----- Given data
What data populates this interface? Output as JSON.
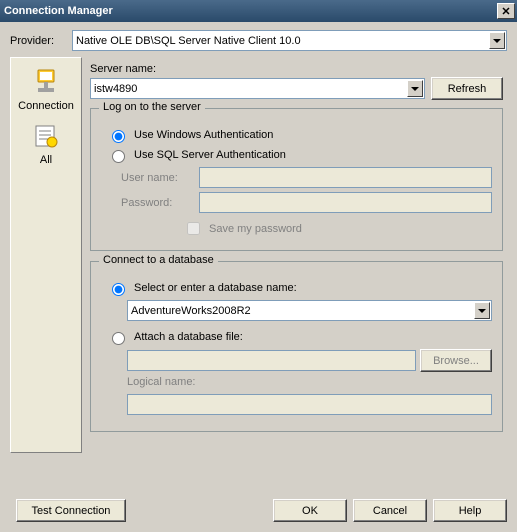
{
  "window": {
    "title": "Connection Manager"
  },
  "provider": {
    "label": "Provider:",
    "value": "Native OLE DB\\SQL Server Native Client 10.0"
  },
  "sidebar": {
    "items": [
      {
        "label": "Connection"
      },
      {
        "label": "All"
      }
    ]
  },
  "server": {
    "label": "Server name:",
    "value": "istw4890",
    "refresh": "Refresh"
  },
  "logon": {
    "legend": "Log on to the server",
    "opt_windows": "Use Windows Authentication",
    "opt_sql": "Use SQL Server Authentication",
    "user_label": "User name:",
    "user_value": "",
    "password_label": "Password:",
    "password_value": "",
    "save_pw": "Save my password"
  },
  "db": {
    "legend": "Connect to a database",
    "opt_select": "Select or enter a database name:",
    "db_value": "AdventureWorks2008R2",
    "opt_attach": "Attach a database file:",
    "attach_value": "",
    "browse": "Browse...",
    "logical_label": "Logical name:",
    "logical_value": ""
  },
  "footer": {
    "test": "Test Connection",
    "ok": "OK",
    "cancel": "Cancel",
    "help": "Help"
  }
}
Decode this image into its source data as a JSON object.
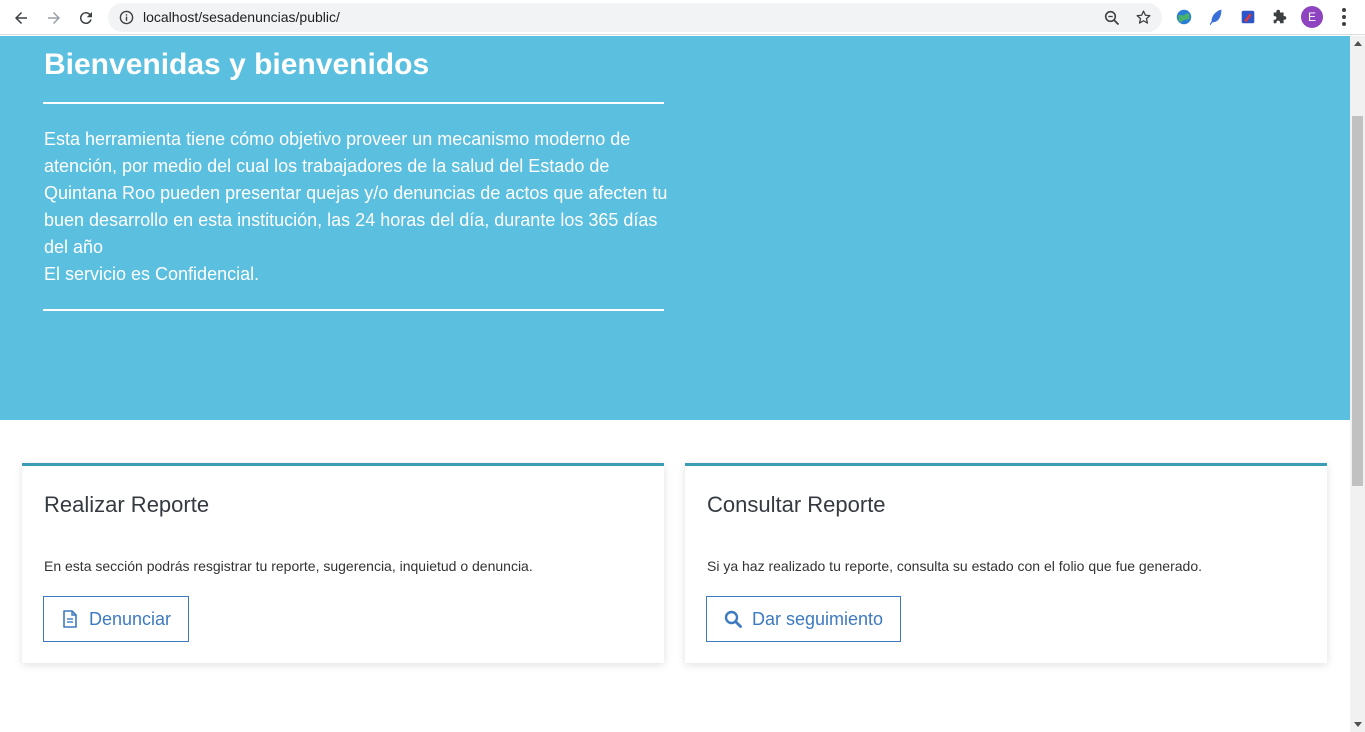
{
  "browser": {
    "url": "localhost/sesadenuncias/public/",
    "profile_initial": "E",
    "profile_color": "#8e44c0"
  },
  "hero": {
    "title": "Bienvenidas y bienvenidos",
    "intro_lines": [
      "Esta herramienta tiene cómo objetivo proveer un mecanismo moderno de",
      "atención, por medio del cual los trabajadores de la salud del Estado de",
      "Quintana Roo pueden presentar quejas y/o denuncias de actos que afecten tu",
      "buen desarrollo en esta institución, las 24 horas del día, durante los 365 días",
      "del año",
      "El servicio es Confidencial."
    ],
    "background_color": "#5bbfdf"
  },
  "cards": {
    "report": {
      "title": "Realizar Reporte",
      "description": "En esta sección podrás resgistrar tu reporte, sugerencia, inquietud o denuncia.",
      "button_label": "Denunciar",
      "button_icon": "document-icon"
    },
    "consult": {
      "title": "Consultar Reporte",
      "description": "Si ya haz realizado tu reporte, consulta su estado con el folio que fue generado.",
      "button_label": "Dar seguimiento",
      "button_icon": "search-icon"
    },
    "accent_color": "#3c9bb5",
    "button_color": "#3d7ac0"
  }
}
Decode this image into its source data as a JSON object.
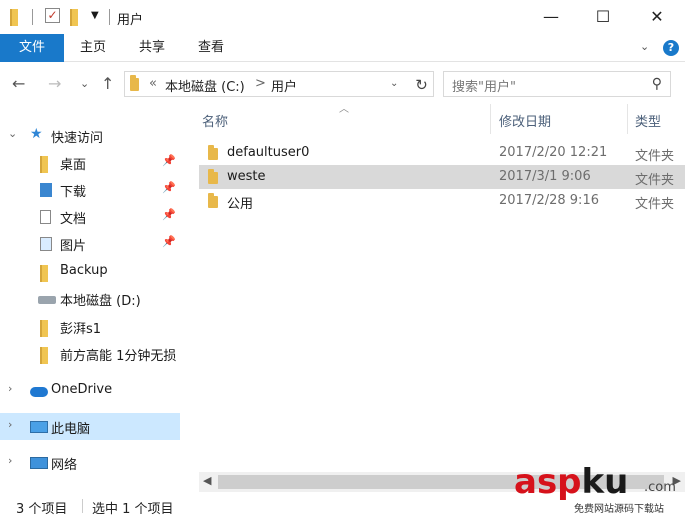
{
  "window": {
    "title": "用户",
    "controls": {
      "minimize": "—",
      "maximize": "☐",
      "close": "✕"
    }
  },
  "ribbon": {
    "file_tab": "文件",
    "tabs": [
      "主页",
      "共享",
      "查看"
    ]
  },
  "address": {
    "overflow": "«",
    "segments": [
      "本地磁盘 (C:)",
      "用户"
    ],
    "separator": ">",
    "search_placeholder": "搜索\"用户\""
  },
  "navpane": {
    "quick_access": "快速访问",
    "quick_items": [
      {
        "label": "桌面",
        "icon": "folder-icon",
        "pinned": true
      },
      {
        "label": "下载",
        "icon": "download-icon",
        "pinned": true
      },
      {
        "label": "文档",
        "icon": "document-icon",
        "pinned": true
      },
      {
        "label": "图片",
        "icon": "picture-icon",
        "pinned": true
      },
      {
        "label": "Backup",
        "icon": "folder-icon",
        "pinned": false
      },
      {
        "label": "本地磁盘 (D:)",
        "icon": "drive-icon",
        "pinned": false
      },
      {
        "label": "彭湃s1",
        "icon": "folder-icon",
        "pinned": false
      },
      {
        "label": "前方高能 1分钟无损",
        "icon": "folder-icon",
        "pinned": false
      }
    ],
    "onedrive": "OneDrive",
    "this_pc": "此电脑",
    "network": "网络"
  },
  "columns": {
    "name": "名称",
    "date": "修改日期",
    "type": "类型"
  },
  "files": [
    {
      "name": "defaultuser0",
      "date": "2017/2/20 12:21",
      "type": "文件夹"
    },
    {
      "name": "weste",
      "date": "2017/3/1 9:06",
      "type": "文件夹"
    },
    {
      "name": "公用",
      "date": "2017/2/28 9:16",
      "type": "文件夹"
    }
  ],
  "status": {
    "count": "3 个项目",
    "selected": "选中 1 个项目"
  },
  "watermark": {
    "brand_a": "asp",
    "brand_b": "ku",
    "com": ".com",
    "sub": "免费网站源码下载站"
  }
}
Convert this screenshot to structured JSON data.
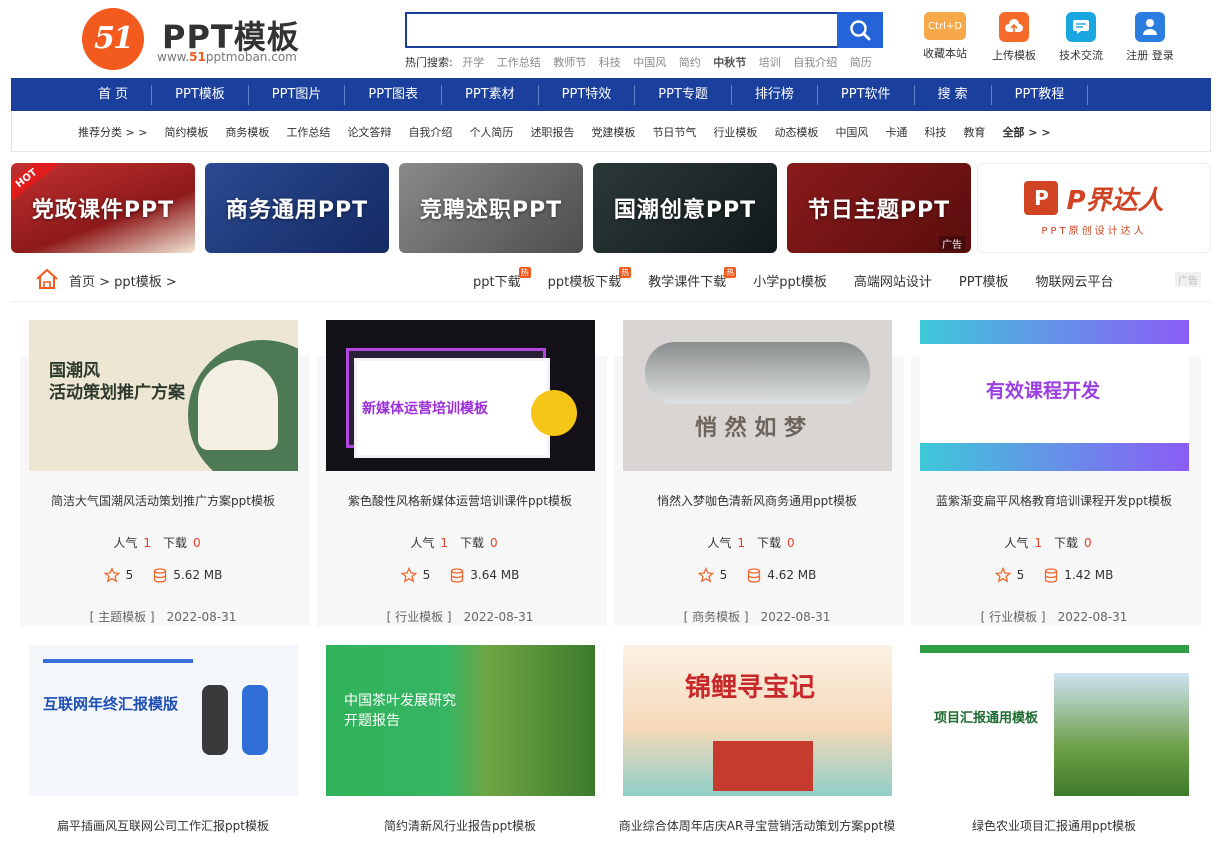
----------
Each record above should be copied character for character, with pictures dropped.

Full solution:
What data populates this interface? Output as JSON.
{
  "window": {
    "title": "Connection Manager"
  },
  "provider": {
    "label": "Provider:",
    "value": "Native OLE DB\\SQL Server Native Client 10.0"
  },
  "sidebar": {
    "items": [
      {
        "label": "Connection"
      },
      {
        "label": "All"
      }
    ]
  },
  "server": {
    "label": "Server name:",
    "value": "istw4890",
    "refresh": "Refresh"
  },
  "logon": {
    "legend": "Log on to the server",
    "opt_windows": "Use Windows Authentication",
    "opt_sql": "Use SQL Server Authentication",
    "user_label": "User name:",
    "user_value": "",
    "password_label": "Password:",
    "password_value": "",
    "save_pw": "Save my password"
  },
  "db": {
    "legend": "Connect to a database",
    "opt_select": "Select or enter a database name:",
    "db_value": "AdventureWorks2008R2",
    "opt_attach": "Attach a database file:",
    "attach_value": "",
    "browse": "Browse...",
    "logical_label": "Logical name:",
    "logical_value": ""
  },
  "footer": {
    "test": "Test Connection",
    "ok": "OK",
    "cancel": "Cancel",
    "help": "Help"
  }
}
Decode this image into its source data as a JSON object.
{
  "browser": {
    "url": "localhost/sesadenuncias/public/",
    "profile_initial": "E",
    "profile_color": "#8e44c0"
  },
  "hero": {
    "title": "Bienvenidas y bienvenidos",
    "intro_lines": [
      "Esta herramienta tiene cómo objetivo proveer un mecanismo moderno de",
      "atención, por medio del cual los trabajadores de la salud del Estado de",
      "Quintana Roo pueden presentar quejas y/o denuncias de actos que afecten tu",
      "buen desarrollo en esta institución, las 24 horas del día, durante los 365 días",
      "del año",
      "El servicio es Confidencial."
    ],
    "background_color": "#5bbfdf"
  },
  "cards": {
    "report": {
      "title": "Realizar Reporte",
      "description": "En esta sección podrás resgistrar tu reporte, sugerencia, inquietud o denuncia.",
      "button_label": "Denunciar",
      "button_icon": "document-icon"
    },
    "consult": {
      "title": "Consultar Reporte",
      "description": "Si ya haz realizado tu reporte, consulta su estado con el folio que fue generado.",
      "button_label": "Dar seguimiento",
      "button_icon": "search-icon"
    },
    "accent_color": "#3c9bb5",
    "button_color": "#3d7ac0"
  }
}
Decode this image into its source data as a JSON object.
{
  "window": {
    "title": "用户",
    "controls": {
      "minimize": "—",
      "maximize": "☐",
      "close": "✕"
    }
  },
  "ribbon": {
    "file_tab": "文件",
    "tabs": [
      "主页",
      "共享",
      "查看"
    ]
  },
  "address": {
    "overflow": "«",
    "segments": [
      "本地磁盘 (C:)",
      "用户"
    ],
    "separator": ">",
    "search_placeholder": "搜索\"用户\""
  },
  "navpane": {
    "quick_access": "快速访问",
    "quick_items": [
      {
        "label": "桌面",
        "icon": "folder-icon",
        "pinned": true
      },
      {
        "label": "下载",
        "icon": "download-icon",
        "pinned": true
      },
      {
        "label": "文档",
        "icon": "document-icon",
        "pinned": true
      },
      {
        "label": "图片",
        "icon": "picture-icon",
        "pinned": true
      },
      {
        "label": "Backup",
        "icon": "folder-icon",
        "pinned": false
      },
      {
        "label": "本地磁盘 (D:)",
        "icon": "drive-icon",
        "pinned": false
      },
      {
        "label": "彭湃s1",
        "icon": "folder-icon",
        "pinned": false
      },
      {
        "label": "前方高能 1分钟无损",
        "icon": "folder-icon",
        "pinned": false
      }
    ],
    "onedrive": "OneDrive",
    "this_pc": "此电脑",
    "network": "网络"
  },
  "columns": {
    "name": "名称",
    "date": "修改日期",
    "type": "类型"
  },
  "files": [
    {
      "name": "defaultuser0",
      "date": "2017/2/20 12:21",
      "type": "文件夹"
    },
    {
      "name": "weste",
      "date": "2017/3/1 9:06",
      "type": "文件夹"
    },
    {
      "name": "公用",
      "date": "2017/2/28 9:16",
      "type": "文件夹"
    }
  ],
  "status": {
    "count": "3 个项目",
    "selected": "选中 1 个项目"
  },
  "watermark": {
    "brand_a": "asp",
    "brand_b": "ku",
    "com": ".com",
    "sub": "免费网站源码下载站"
  }
}
Convert this screenshot to structured JSON data.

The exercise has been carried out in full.